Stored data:
--*--

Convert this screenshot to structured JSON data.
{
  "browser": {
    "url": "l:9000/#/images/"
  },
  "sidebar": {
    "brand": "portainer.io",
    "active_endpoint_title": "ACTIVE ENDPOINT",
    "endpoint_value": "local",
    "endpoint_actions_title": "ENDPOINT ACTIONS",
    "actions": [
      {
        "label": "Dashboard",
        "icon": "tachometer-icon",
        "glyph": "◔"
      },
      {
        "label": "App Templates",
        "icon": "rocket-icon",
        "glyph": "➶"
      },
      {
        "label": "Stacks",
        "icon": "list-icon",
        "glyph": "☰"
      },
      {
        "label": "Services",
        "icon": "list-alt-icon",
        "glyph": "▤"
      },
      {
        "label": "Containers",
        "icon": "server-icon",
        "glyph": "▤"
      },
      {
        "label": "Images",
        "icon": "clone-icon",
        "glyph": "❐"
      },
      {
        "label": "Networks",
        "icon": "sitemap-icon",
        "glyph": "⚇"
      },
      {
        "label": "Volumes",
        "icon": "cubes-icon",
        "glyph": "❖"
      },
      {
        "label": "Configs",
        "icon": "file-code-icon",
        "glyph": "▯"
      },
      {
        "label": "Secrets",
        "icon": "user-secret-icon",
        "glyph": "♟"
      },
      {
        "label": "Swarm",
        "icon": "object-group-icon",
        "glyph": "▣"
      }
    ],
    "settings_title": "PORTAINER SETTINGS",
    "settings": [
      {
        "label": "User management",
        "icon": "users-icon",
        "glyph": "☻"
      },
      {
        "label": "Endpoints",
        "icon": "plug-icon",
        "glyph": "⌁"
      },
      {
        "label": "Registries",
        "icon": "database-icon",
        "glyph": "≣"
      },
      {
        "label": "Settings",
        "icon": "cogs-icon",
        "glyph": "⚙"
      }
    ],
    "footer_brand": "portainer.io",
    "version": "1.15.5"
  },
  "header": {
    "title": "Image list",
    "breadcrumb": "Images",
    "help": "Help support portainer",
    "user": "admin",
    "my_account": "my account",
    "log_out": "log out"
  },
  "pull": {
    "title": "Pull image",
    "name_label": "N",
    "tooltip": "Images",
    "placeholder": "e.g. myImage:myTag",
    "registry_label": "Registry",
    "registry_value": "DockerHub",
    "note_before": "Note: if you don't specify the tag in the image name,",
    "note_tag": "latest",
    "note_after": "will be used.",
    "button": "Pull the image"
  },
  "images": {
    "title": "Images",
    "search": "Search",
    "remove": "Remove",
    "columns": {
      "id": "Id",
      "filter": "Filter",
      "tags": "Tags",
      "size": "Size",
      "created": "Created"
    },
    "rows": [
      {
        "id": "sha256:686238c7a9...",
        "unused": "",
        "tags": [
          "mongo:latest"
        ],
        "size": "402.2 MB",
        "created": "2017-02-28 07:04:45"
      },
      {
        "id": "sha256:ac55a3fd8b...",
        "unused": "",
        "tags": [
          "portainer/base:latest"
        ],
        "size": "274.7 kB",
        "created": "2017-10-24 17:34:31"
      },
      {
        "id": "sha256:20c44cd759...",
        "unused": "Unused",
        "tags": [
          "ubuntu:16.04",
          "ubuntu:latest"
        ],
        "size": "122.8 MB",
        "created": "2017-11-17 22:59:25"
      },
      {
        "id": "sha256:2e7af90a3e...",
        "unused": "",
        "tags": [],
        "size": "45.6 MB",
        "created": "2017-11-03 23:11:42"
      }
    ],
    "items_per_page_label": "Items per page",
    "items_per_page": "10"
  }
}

--*--

**What the exercise asks**. Repeat the records above exactly, from the first line to the last.

**Problem solution**.
Convert this screenshot to structured JSON data.
{
  "browser": {
    "url": "l:9000/#/images/"
  },
  "sidebar": {
    "brand": "portainer.io",
    "active_endpoint_title": "ACTIVE ENDPOINT",
    "endpoint_value": "local",
    "endpoint_actions_title": "ENDPOINT ACTIONS",
    "actions": [
      {
        "label": "Dashboard",
        "icon": "tachometer-icon",
        "glyph": "◔"
      },
      {
        "label": "App Templates",
        "icon": "rocket-icon",
        "glyph": "➶"
      },
      {
        "label": "Stacks",
        "icon": "list-icon",
        "glyph": "☰"
      },
      {
        "label": "Services",
        "icon": "list-alt-icon",
        "glyph": "▤"
      },
      {
        "label": "Containers",
        "icon": "server-icon",
        "glyph": "▤"
      },
      {
        "label": "Images",
        "icon": "clone-icon",
        "glyph": "❐"
      },
      {
        "label": "Networks",
        "icon": "sitemap-icon",
        "glyph": "⚇"
      },
      {
        "label": "Volumes",
        "icon": "cubes-icon",
        "glyph": "❖"
      },
      {
        "label": "Configs",
        "icon": "file-code-icon",
        "glyph": "▯"
      },
      {
        "label": "Secrets",
        "icon": "user-secret-icon",
        "glyph": "♟"
      },
      {
        "label": "Swarm",
        "icon": "object-group-icon",
        "glyph": "▣"
      }
    ],
    "settings_title": "PORTAINER SETTINGS",
    "settings": [
      {
        "label": "User management",
        "icon": "users-icon",
        "glyph": "☻"
      },
      {
        "label": "Endpoints",
        "icon": "plug-icon",
        "glyph": "⌁"
      },
      {
        "label": "Registries",
        "icon": "database-icon",
        "glyph": "≣"
      },
      {
        "label": "Settings",
        "icon": "cogs-icon",
        "glyph": "⚙"
      }
    ],
    "footer_brand": "portainer.io",
    "version": "1.15.5"
  },
  "header": {
    "title": "Image list",
    "breadcrumb": "Images",
    "help": "Help support portainer",
    "user": "admin",
    "my_account": "my account",
    "log_out": "log out"
  },
  "pull": {
    "title": "Pull image",
    "name_label": "N",
    "tooltip": "Images",
    "placeholder": "e.g. myImage:myTag",
    "registry_label": "Registry",
    "registry_value": "DockerHub",
    "note_before": "Note: if you don't specify the tag in the image name,",
    "note_tag": "latest",
    "note_after": "will be used.",
    "button": "Pull the image"
  },
  "images": {
    "title": "Images",
    "search": "Search",
    "remove": "Remove",
    "columns": {
      "id": "Id",
      "filter": "Filter",
      "tags": "Tags",
      "size": "Size",
      "created": "Created"
    },
    "rows": [
      {
        "id": "sha256:686238c7a9...",
        "unused": "",
        "tags": [
          "mongo:latest"
        ],
        "size": "402.2 MB",
        "created": "2017-02-28 07:04:45"
      },
      {
        "id": "sha256:ac55a3fd8b...",
        "unused": "",
        "tags": [
          "portainer/base:latest"
        ],
        "size": "274.7 kB",
        "created": "2017-10-24 17:34:31"
      },
      {
        "id": "sha256:20c44cd759...",
        "unused": "Unused",
        "tags": [
          "ubuntu:16.04",
          "ubuntu:latest"
        ],
        "size": "122.8 MB",
        "created": "2017-11-17 22:59:25"
      },
      {
        "id": "sha256:2e7af90a3e...",
        "unused": "",
        "tags": [],
        "size": "45.6 MB",
        "created": "2017-11-03 23:11:42"
      }
    ],
    "items_per_page_label": "Items per page",
    "items_per_page": "10"
  }
}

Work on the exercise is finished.